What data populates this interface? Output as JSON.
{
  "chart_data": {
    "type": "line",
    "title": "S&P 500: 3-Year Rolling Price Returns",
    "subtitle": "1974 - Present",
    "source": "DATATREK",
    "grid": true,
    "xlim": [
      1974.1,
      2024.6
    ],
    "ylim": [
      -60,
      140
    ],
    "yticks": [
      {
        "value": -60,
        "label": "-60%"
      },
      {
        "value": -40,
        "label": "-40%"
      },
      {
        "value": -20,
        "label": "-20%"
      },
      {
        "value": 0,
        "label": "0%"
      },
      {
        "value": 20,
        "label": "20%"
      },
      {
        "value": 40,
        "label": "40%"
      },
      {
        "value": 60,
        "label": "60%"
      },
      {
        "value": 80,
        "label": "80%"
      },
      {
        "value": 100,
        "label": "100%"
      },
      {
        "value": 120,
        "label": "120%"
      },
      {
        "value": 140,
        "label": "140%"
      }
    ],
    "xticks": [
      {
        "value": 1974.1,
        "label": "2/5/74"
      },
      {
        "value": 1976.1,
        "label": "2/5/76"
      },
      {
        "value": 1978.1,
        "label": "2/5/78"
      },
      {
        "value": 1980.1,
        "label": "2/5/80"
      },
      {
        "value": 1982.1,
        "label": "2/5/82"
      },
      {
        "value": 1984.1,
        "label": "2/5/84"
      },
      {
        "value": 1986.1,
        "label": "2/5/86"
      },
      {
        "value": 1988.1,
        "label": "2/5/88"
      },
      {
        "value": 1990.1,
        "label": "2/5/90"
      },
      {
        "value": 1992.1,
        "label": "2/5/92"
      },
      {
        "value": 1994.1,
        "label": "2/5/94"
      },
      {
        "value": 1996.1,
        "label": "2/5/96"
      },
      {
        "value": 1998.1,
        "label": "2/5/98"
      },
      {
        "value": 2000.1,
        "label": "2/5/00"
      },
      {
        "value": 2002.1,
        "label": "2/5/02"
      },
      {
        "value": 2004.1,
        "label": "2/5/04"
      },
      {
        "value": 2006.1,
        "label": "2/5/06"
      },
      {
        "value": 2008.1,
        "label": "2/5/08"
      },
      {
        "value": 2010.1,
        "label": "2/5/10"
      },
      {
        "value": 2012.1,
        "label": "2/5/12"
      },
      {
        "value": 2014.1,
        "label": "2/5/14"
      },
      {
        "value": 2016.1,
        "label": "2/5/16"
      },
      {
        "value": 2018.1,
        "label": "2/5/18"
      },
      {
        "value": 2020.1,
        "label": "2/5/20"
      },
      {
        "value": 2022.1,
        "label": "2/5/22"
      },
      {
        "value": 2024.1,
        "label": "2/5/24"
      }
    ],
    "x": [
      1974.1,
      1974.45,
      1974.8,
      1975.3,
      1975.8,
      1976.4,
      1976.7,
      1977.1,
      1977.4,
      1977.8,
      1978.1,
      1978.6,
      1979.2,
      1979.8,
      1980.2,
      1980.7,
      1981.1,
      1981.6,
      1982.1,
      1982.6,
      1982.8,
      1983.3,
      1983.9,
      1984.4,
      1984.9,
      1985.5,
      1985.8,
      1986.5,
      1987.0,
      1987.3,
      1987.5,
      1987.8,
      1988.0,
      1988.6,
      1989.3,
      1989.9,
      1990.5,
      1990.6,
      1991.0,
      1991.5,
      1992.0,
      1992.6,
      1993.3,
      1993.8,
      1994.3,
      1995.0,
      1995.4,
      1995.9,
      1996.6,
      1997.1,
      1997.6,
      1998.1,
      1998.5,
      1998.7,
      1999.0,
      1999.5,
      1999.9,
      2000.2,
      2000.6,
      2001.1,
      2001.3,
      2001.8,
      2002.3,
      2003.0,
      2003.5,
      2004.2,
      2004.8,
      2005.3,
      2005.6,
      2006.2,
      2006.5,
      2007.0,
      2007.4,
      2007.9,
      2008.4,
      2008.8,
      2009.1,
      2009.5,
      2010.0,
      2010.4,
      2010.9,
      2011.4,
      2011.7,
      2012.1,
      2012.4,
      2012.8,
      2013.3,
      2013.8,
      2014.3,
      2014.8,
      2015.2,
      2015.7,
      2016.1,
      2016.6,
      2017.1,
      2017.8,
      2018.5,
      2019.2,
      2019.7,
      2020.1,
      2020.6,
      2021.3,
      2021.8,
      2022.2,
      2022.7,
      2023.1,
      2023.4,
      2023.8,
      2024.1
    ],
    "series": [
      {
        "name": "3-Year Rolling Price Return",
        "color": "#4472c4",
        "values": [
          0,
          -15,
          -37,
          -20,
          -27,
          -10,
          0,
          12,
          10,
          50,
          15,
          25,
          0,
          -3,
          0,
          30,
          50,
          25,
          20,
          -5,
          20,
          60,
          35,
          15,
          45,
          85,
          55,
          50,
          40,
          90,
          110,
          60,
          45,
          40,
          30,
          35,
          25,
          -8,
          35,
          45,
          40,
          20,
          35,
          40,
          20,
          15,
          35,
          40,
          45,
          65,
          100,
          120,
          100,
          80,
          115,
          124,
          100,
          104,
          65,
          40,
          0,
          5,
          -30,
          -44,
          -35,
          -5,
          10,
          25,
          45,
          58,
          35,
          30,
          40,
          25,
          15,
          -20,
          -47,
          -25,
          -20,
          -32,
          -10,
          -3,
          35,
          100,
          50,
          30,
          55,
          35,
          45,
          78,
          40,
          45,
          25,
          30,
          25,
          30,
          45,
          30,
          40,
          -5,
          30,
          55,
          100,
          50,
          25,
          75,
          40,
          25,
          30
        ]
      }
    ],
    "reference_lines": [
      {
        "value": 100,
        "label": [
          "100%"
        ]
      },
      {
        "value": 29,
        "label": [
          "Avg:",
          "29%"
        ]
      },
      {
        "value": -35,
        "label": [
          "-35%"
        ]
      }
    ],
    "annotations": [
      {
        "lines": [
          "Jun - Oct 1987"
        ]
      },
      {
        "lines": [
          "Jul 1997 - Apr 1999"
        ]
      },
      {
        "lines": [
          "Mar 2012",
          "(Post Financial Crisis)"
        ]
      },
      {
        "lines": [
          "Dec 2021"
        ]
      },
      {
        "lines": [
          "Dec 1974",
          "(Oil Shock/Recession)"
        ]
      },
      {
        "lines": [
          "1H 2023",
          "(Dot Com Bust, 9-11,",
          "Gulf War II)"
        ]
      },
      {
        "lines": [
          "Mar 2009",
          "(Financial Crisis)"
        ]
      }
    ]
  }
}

» **What the task asks**
Identify the lines of the data that contain the word "Price". Copy each of them.

» **Full solution**
    "title": "S&P 500: 3-Year Rolling Price Returns",
        "name": "3-Year Rolling Price Return",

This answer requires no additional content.